▶ Task statement:
Copy the Swift outburst notice below word for word, in full.

▶ Passage provided:
☆ ☆ ☆

Swift catches a new outburst from the Supergiant Fast X-ray Transient IGRJ16479-4514
ATel #1435; P. Romano (INAF-IASF Palermo), L. Sidoli (INAF-IASF Milano), V. Mangano (INAF-IASF Palermo), J. A. Kennea, D. N. Burrows (PSU), H. Krimm (GSFC), N. Gehrels (GSFC), S. Vercellone (INAF-IASF Milano), G. Cusumano (INAF-IASF Palermo), A. Paizis (INAF-IASF Milano)
on 20 Mar 2008; 15:03 UT
Distributed as an Instant Email Notice Transients
Credential Certification: Pat Romano (romano@ifc.inaf.it)
Subjects: X-ray, Gamma Ray, Transient
A new outburst from the transient IGR J16479-4514 was caught by Swift satellite:
the Swift Burst Alert Telescope (BAT) triggered twice on March 19,
first at 22:44:45 UT (Swift trigger 306829, Barthelmy et al. 2008, GCN 7466)
and then again on a stronger peak at 22:59:57 UT (trigger 306930).
Swift immediately slewed to the target, so that the NFI onboard Swift
started observing it about 115s after each trigger.

☆ ☆ ☆

▶ Data shown:
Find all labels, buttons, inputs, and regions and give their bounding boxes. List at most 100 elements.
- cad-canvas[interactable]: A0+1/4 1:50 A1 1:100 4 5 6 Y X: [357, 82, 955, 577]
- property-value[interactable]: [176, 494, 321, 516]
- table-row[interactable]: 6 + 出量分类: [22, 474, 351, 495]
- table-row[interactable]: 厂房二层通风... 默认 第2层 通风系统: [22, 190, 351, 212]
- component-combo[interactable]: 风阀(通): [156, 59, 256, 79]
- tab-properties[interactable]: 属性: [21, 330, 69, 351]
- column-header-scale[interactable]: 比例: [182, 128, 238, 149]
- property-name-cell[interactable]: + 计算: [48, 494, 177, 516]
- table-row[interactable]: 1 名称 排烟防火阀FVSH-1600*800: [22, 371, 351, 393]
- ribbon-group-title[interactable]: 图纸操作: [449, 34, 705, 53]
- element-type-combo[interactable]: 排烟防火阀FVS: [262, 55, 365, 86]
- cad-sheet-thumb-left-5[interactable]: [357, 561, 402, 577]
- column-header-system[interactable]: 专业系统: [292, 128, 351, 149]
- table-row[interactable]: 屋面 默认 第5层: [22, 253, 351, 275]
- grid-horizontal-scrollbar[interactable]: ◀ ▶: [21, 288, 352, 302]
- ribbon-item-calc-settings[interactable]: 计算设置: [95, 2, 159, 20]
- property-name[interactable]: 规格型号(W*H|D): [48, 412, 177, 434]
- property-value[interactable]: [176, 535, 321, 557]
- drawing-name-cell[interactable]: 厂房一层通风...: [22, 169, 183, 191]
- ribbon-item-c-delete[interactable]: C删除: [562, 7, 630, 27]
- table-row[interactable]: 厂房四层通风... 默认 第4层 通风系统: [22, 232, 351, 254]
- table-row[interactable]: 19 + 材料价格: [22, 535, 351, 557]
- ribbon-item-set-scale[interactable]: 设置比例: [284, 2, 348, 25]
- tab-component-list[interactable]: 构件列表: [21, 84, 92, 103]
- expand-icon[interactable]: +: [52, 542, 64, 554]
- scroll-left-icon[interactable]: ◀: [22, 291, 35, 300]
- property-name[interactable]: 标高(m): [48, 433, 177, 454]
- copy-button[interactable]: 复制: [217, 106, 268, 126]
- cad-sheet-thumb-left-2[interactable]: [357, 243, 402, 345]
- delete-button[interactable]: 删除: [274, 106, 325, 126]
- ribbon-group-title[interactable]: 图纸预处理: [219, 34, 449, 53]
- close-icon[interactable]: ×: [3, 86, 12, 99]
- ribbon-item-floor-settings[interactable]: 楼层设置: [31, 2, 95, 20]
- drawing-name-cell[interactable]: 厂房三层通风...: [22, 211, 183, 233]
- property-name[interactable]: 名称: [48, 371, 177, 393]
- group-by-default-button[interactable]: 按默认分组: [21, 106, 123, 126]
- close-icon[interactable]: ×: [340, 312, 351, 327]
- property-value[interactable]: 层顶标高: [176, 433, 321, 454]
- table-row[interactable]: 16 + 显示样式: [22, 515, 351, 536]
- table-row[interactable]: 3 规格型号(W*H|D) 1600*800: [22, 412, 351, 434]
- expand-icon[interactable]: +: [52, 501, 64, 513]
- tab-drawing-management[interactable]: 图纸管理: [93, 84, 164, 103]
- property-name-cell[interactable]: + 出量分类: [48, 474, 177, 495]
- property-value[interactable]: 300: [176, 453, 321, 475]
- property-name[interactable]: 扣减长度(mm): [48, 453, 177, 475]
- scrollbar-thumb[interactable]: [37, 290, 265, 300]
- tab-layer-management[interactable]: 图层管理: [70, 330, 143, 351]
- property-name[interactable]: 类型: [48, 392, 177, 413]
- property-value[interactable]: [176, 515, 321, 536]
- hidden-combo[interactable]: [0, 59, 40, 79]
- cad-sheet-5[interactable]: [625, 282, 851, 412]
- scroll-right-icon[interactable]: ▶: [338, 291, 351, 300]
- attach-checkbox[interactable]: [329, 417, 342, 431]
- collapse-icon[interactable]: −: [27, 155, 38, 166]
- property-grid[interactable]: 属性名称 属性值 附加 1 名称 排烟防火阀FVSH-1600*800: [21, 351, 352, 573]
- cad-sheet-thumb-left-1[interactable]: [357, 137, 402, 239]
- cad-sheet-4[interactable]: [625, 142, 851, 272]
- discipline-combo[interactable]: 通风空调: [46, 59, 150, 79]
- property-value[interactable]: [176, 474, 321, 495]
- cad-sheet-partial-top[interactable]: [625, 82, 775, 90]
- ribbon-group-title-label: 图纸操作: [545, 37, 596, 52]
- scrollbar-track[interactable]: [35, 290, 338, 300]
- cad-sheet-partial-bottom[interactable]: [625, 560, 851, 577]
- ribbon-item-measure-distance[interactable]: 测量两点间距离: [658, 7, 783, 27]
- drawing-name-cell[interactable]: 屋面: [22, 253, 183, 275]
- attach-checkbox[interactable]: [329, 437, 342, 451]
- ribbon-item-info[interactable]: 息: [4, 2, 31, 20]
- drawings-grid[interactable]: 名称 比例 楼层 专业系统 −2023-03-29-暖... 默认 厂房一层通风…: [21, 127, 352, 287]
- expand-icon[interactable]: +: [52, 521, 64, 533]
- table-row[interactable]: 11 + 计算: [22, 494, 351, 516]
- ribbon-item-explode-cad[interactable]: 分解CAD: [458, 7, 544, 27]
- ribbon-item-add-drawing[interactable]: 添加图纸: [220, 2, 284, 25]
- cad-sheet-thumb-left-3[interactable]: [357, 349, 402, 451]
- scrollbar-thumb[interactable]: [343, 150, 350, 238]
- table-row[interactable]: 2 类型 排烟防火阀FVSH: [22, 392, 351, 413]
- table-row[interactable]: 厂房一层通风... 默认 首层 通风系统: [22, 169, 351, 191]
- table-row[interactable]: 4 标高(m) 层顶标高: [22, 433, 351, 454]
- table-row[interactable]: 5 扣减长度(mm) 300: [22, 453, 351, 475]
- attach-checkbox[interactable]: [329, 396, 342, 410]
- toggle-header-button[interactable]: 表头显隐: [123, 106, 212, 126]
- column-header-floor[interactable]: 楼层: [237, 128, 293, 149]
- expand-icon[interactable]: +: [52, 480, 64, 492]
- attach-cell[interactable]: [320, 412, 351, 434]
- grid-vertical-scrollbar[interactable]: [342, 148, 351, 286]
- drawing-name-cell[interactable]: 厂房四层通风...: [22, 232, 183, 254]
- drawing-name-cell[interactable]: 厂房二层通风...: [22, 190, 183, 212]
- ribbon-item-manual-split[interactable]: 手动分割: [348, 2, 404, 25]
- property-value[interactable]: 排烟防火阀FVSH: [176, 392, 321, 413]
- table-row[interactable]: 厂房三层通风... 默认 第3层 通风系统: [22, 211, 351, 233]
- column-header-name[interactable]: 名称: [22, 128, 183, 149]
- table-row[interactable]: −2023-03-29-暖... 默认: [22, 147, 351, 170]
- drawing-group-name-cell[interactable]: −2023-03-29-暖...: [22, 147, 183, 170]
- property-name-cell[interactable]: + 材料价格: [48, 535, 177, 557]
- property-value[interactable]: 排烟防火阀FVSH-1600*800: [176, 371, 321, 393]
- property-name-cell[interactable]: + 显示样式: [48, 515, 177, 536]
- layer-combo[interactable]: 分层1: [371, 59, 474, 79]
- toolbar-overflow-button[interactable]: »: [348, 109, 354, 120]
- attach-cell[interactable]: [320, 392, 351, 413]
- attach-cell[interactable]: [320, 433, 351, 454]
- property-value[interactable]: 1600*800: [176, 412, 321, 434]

☆ ☆ ☆

▶ Answer for this exercise:
Swift catches a new outburst from the Supergiant Fast X-ray Transient IGRJ16479-4514
ATel #1435; P. Romano (INAF-IASF Palermo), L. Sidoli (INAF-IASF Milano), V. Mangano (INAF-IASF Palermo), J. A. Kennea, D. N. Burrows (PSU), H. Krimm (GSFC), N. Gehrels (GSFC), S. Vercellone (INAF-IASF Milano), G. Cusumano (INAF-IASF Palermo), A. Paizis (INAF-IASF Milano)
on 20 Mar 2008; 15:03 UT
Distributed as an Instant Email Notice Transients
Credential Certification: Pat Romano (romano@ifc.inaf.it)
Subjects: X-ray, Gamma Ray, Transient
A new outburst from the transient IGR J16479-4514 was caught by Swift satellite:
the Swift Burst Alert Telescope (BAT) triggered twice on March 19,
first at 22:44:45 UT (Swift trigger 306829, Barthelmy et al. 2008, GCN 7466)
and then again on a stronger peak at 22:59:57 UT (trigger 306930).
Swift immediately slewed to the target, so that the NFI onboard Swift
started observing it about 115s after each trigger.